PROBLEM DESCRIPTION
From the data that follows, copy every line holding the string "PHYSICAL".

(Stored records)

******************************

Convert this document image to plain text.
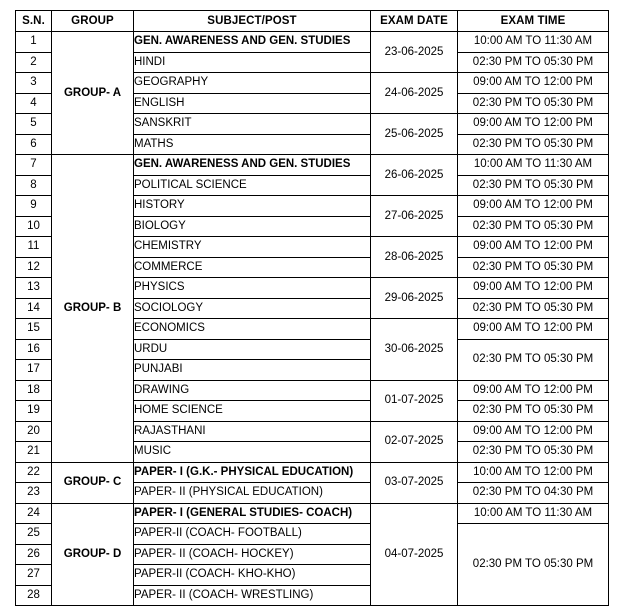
S.N.	GROUP	SUBJECT/POST	EXAM DATE	EXAM TIME
1	GROUP- A	GEN. AWARENESS AND GEN. STUDIES	23-06-2025	10:00 AM TO 11:30 AM
2		HINDI		02:30 PM TO 05:30 PM
3		GEOGRAPHY	24-06-2025	09:00 AM TO 12:00 PM
4		ENGLISH		02:30 PM TO 05:30 PM
5		SANSKRIT	25-06-2025	09:00 AM TO 12:00 PM
6		MATHS		02:30 PM TO 05:30 PM
7	GROUP- B	GEN. AWARENESS AND GEN. STUDIES	26-06-2025	10:00 AM TO 11:30 AM
8		POLITICAL SCIENCE		02:30 PM TO 05:30 PM
9		HISTORY	27-06-2025	09:00 AM TO 12:00 PM
10		BIOLOGY		02:30 PM TO 05:30 PM
11		CHEMISTRY	28-06-2025	09:00 AM TO 12:00 PM
12		COMMERCE		02:30 PM TO 05:30 PM
13		PHYSICS	29-06-2025	09:00 AM TO 12:00 PM
14		SOCIOLOGY		02:30 PM TO 05:30 PM
15		ECONOMICS	30-06-2025	09:00 AM TO 12:00 PM
16		URDU		02:30 PM TO 05:30 PM
17		PUNJABI		
18		DRAWING	01-07-2025	09:00 AM TO 12:00 PM
19		HOME SCIENCE		02:30 PM TO 05:30 PM
20		RAJASTHANI	02-07-2025	09:00 AM TO 12:00 PM
21		MUSIC		02:30 PM TO 05:30 PM
22	GROUP- C	PAPER- I (G.K.- PHYSICAL EDUCATION)	03-07-2025	10:00 AM TO 12:00 PM
23		PAPER- II (PHYSICAL EDUCATION)		02:30 PM TO 04:30 PM
24	GROUP- D	PAPER- I (GENERAL STUDIES- COACH)	04-07-2025	10:00 AM TO 11:30 AM
25		PAPER-II (COACH- FOOTBALL)		02:30 PM TO 05:30 PM
26		PAPER- II (COACH- HOCKEY)		
27		PAPER-II (COACH- KHO-KHO)		
28		PAPER- II (COACH- WRESTLING)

******************************

ANSWER
22	GROUP- C	PAPER- I (G.K.- PHYSICAL EDUCATION)	03-07-2025	10:00 AM TO 12:00 PM
23		PAPER- II (PHYSICAL EDUCATION)		02:30 PM TO 04:30 PM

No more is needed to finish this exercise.